Stored entries:
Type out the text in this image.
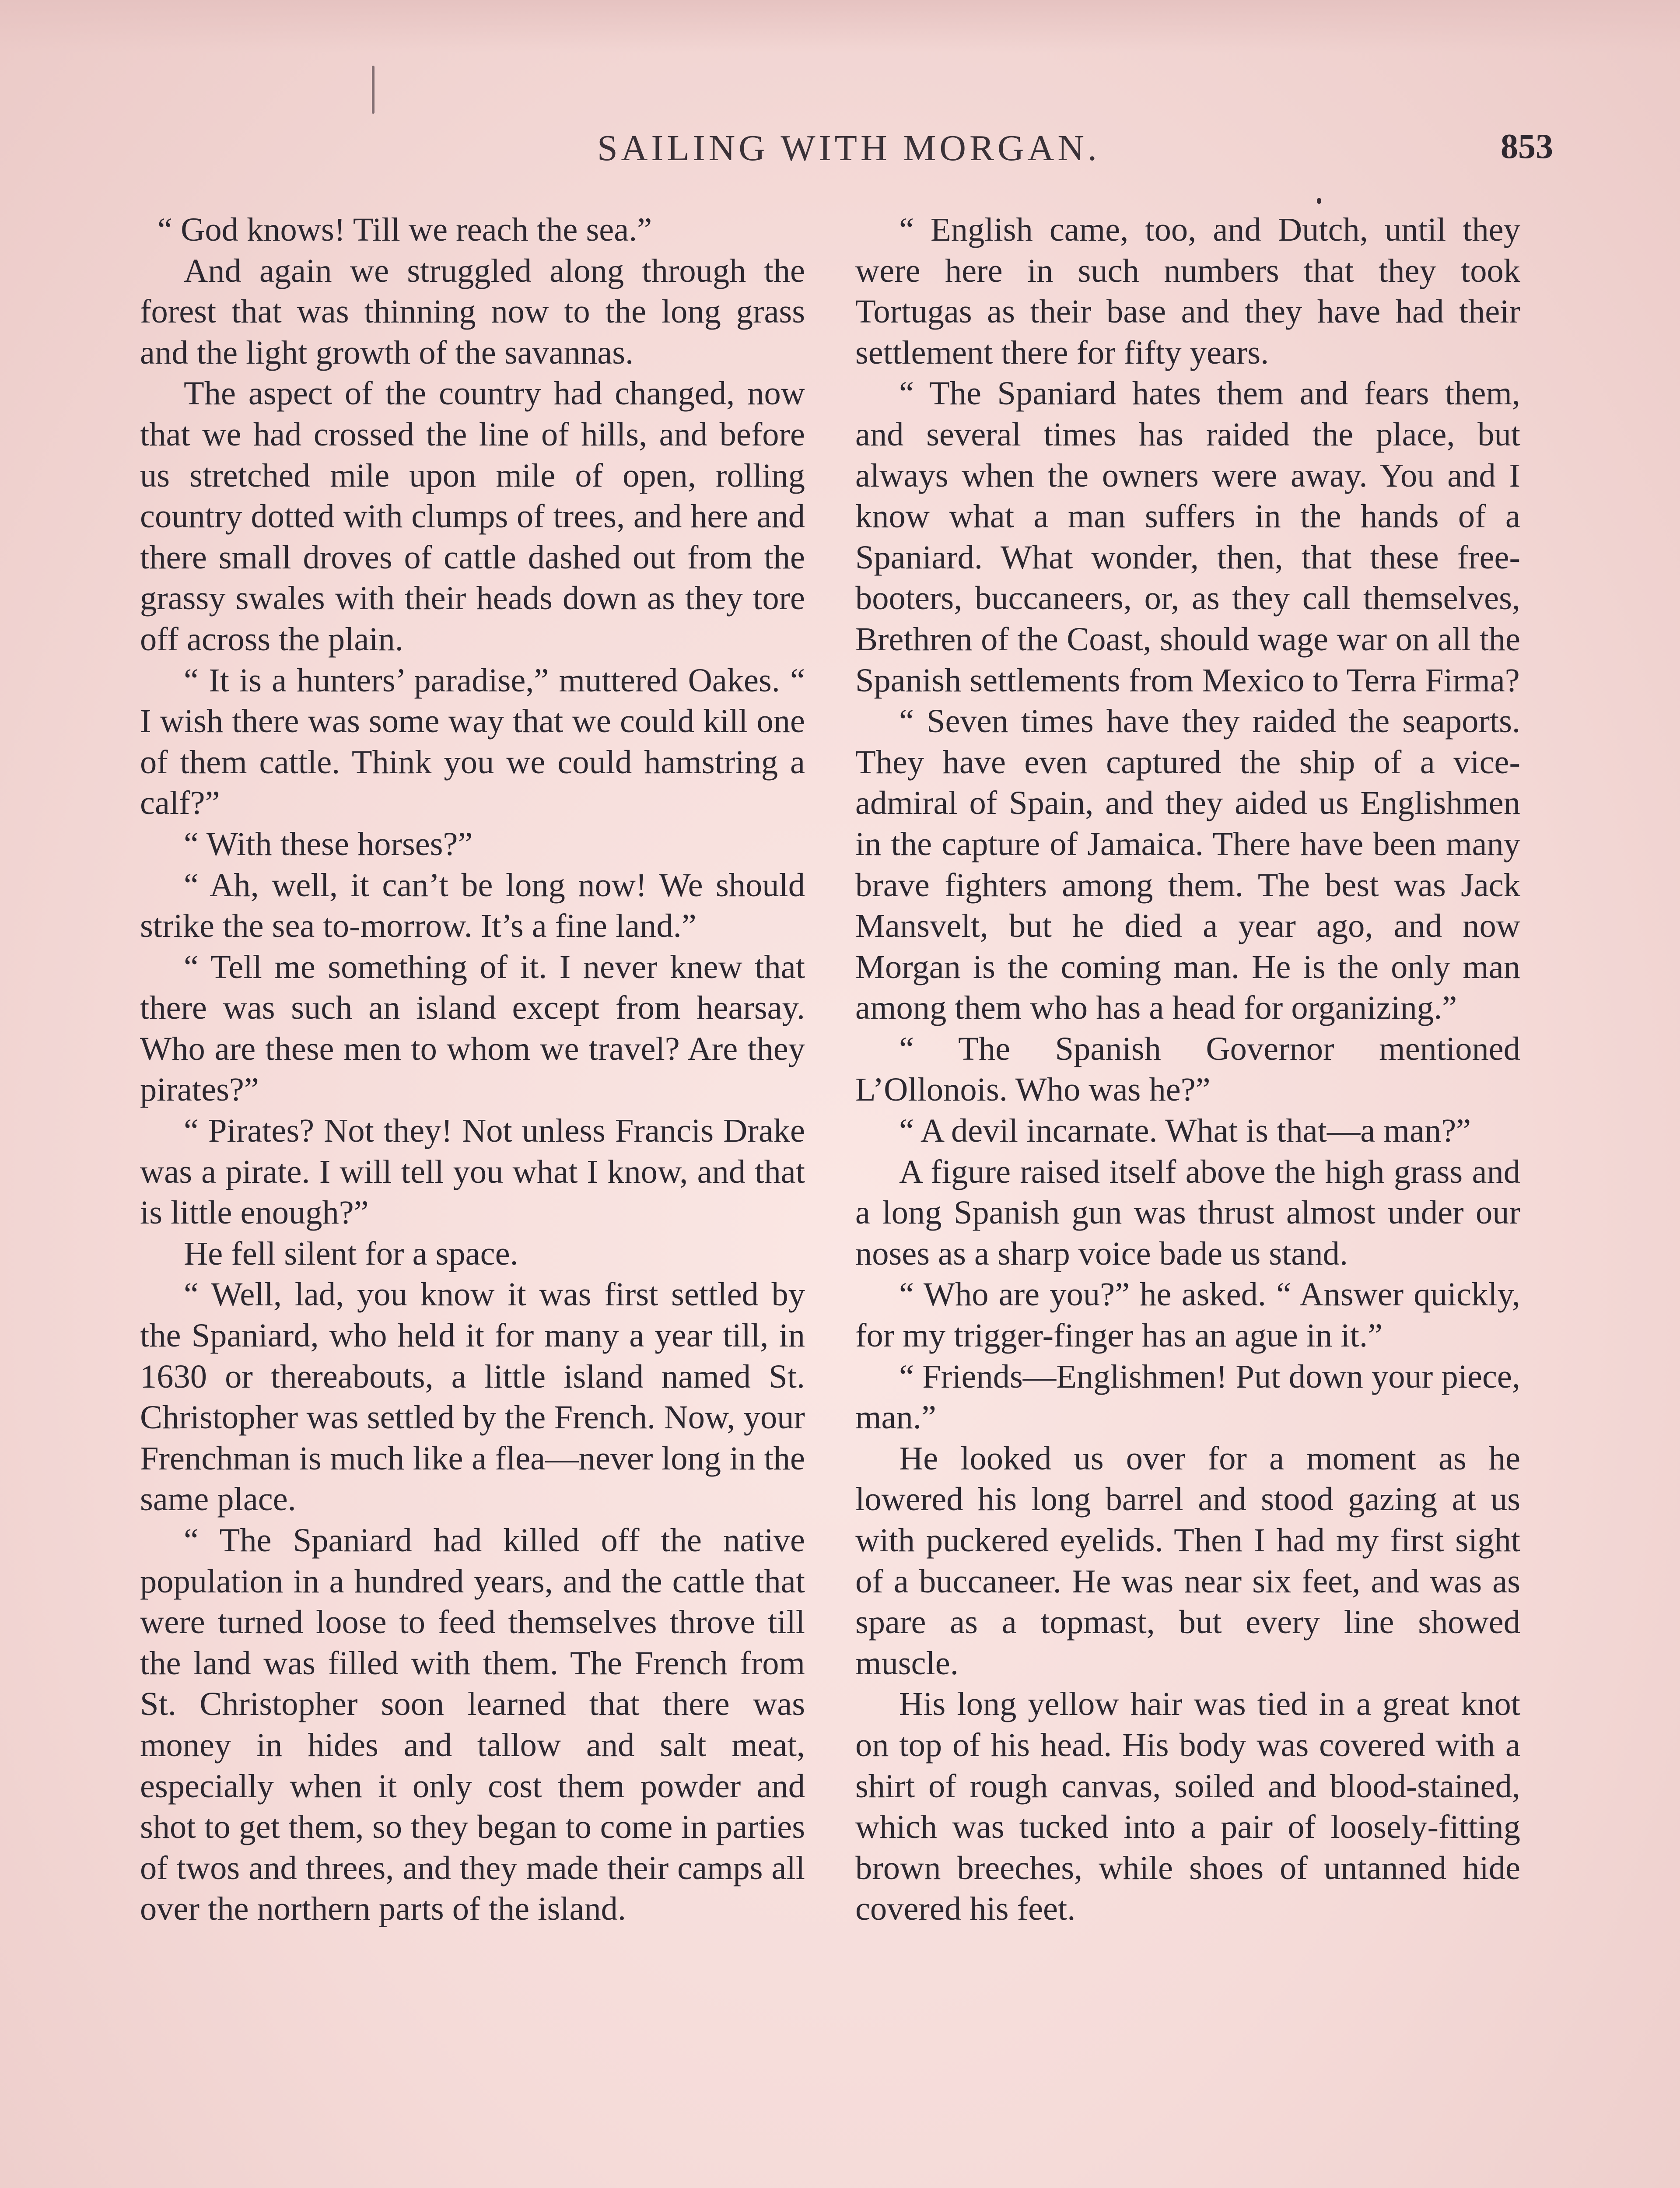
SAILING WITH MORGAN.	853

“ God knows! Till we reach the sea.”

And again we struggled along through the forest that was thinning now to the long grass and the light growth of the savannas.

The aspect of the country had changed, now that we had crossed the line of hills, and before us stretched mile upon mile of open, rolling country dotted with clumps of trees, and here and there small droves of cattle dashed out from the grassy swales with their heads down as they tore off across the plain.

“ It is a hunters’ paradise,” muttered Oakes. “ I wish there was some way that we could kill one of them cattle. Think you we could hamstring a calf?”

“ With these horses?”

“ Ah, well, it can’t be long now! We should strike the sea to-morrow. It’s a fine land.”

“ Tell me something of it. I never knew that there was such an island except from hearsay. Who are these men to whom we travel? Are they pirates?”

“ Pirates? Not they! Not unless Francis Drake was a pirate. I will tell you what I know, and that is little enough?”

He fell silent for a space.

“ Well, lad, you know it was first settled by the Spaniard, who held it for many a year till, in 1630 or thereabouts, a little island named St. Christopher was settled by the French. Now, your Frenchman is much like a flea—never long in the same place.

“ The Spaniard had killed off the native population in a hundred years, and the cattle that were turned loose to feed themselves throve till the land was filled with them. The French from St. Christopher soon learned that there was money in hides and tallow and salt meat, especially when it only cost them powder and shot to get them, so they began to come in parties of twos and threes, and they made their camps all over the northern parts of the island.

“ English came, too, and Dutch, until they were here in such numbers that they took Tortugas as their base and they have had their settlement there for fifty years.

“ The Spaniard hates them and fears them, and several times has raided the place, but always when the owners were away. You and I know what a man suffers in the hands of a Spaniard. What wonder, then, that these freebooters, buccaneers, or, as they call themselves, Brethren of the Coast, should wage war on all the Spanish settlements from Mexico to Terra Firma?

“ Seven times have they raided the seaports. They have even captured the ship of a vice-admiral of Spain, and they aided us Englishmen in the capture of Jamaica. There have been many brave fighters among them. The best was Jack Mansvelt, but he died a year ago, and now Morgan is the coming man. He is the only man among them who has a head for organizing.”

“ The Spanish Governor mentioned L’Ollonois. Who was he?”

“ A devil incarnate. What is that—a man?”

A figure raised itself above the high grass and a long Spanish gun was thrust almost under our noses as a sharp voice bade us stand.

“ Who are you?” he asked. “ Answer quickly, for my trigger-finger has an ague in it.”

“ Friends—Englishmen! Put down your piece, man.”

He looked us over for a moment as he lowered his long barrel and stood gazing at us with puckered eyelids. Then I had my first sight of a buccaneer. He was near six feet, and was as spare as a topmast, but every line showed muscle.

His long yellow hair was tied in a great knot on top of his head. His body was covered with a shirt of rough canvas, soiled and blood-stained, which was tucked into a pair of loosely-fitting brown breeches, while shoes of untanned hide covered his feet.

Written problem —
Without the pictures, repeat the listing above exactly.

The completed task —
Type out the text in this image.
SAILING WITH MORGAN.	853

“ God knows! Till we reach the sea.”

And again we struggled along through the forest that was thinning now to the long grass and the light growth of the savannas.

The aspect of the country had changed, now that we had crossed the line of hills, and before us stretched mile upon mile of open, rolling country dotted with clumps of trees, and here and there small droves of cattle dashed out from the grassy swales with their heads down as they tore off across the plain.

“ It is a hunters’ paradise,” muttered Oakes. “ I wish there was some way that we could kill one of them cattle. Think you we could hamstring a calf?”

“ With these horses?”

“ Ah, well, it can’t be long now! We should strike the sea to-morrow. It’s a fine land.”

“ Tell me something of it. I never knew that there was such an island except from hearsay. Who are these men to whom we travel? Are they pirates?”

“ Pirates? Not they! Not unless Francis Drake was a pirate. I will tell you what I know, and that is little enough?”

He fell silent for a space.

“ Well, lad, you know it was first settled by the Spaniard, who held it for many a year till, in 1630 or thereabouts, a little island named St. Christopher was settled by the French. Now, your Frenchman is much like a flea—never long in the same place.

“ The Spaniard had killed off the native population in a hundred years, and the cattle that were turned loose to feed themselves throve till the land was filled with them. The French from St. Christopher soon learned that there was money in hides and tallow and salt meat, especially when it only cost them powder and shot to get them, so they began to come in parties of twos and threes, and they made their camps all over the northern parts of the island.

“ English came, too, and Dutch, until they were here in such numbers that they took Tortugas as their base and they have had their settlement there for fifty years.

“ The Spaniard hates them and fears them, and several times has raided the place, but always when the owners were away. You and I know what a man suffers in the hands of a Spaniard. What wonder, then, that these freebooters, buccaneers, or, as they call themselves, Brethren of the Coast, should wage war on all the Spanish settlements from Mexico to Terra Firma?

“ Seven times have they raided the seaports. They have even captured the ship of a vice-admiral of Spain, and they aided us Englishmen in the capture of Jamaica. There have been many brave fighters among them. The best was Jack Mansvelt, but he died a year ago, and now Morgan is the coming man. He is the only man among them who has a head for organizing.”

“ The Spanish Governor mentioned L’Ollonois. Who was he?”

“ A devil incarnate. What is that—a man?”

A figure raised itself above the high grass and a long Spanish gun was thrust almost under our noses as a sharp voice bade us stand.

“ Who are you?” he asked. “ Answer quickly, for my trigger-finger has an ague in it.”

“ Friends—Englishmen! Put down your piece, man.”

He looked us over for a moment as he lowered his long barrel and stood gazing at us with puckered eyelids. Then I had my first sight of a buccaneer. He was near six feet, and was as spare as a topmast, but every line showed muscle.

His long yellow hair was tied in a great knot on top of his head. His body was covered with a shirt of rough canvas, soiled and blood-stained, which was tucked into a pair of loosely-fitting brown breeches, while shoes of untanned hide covered his feet.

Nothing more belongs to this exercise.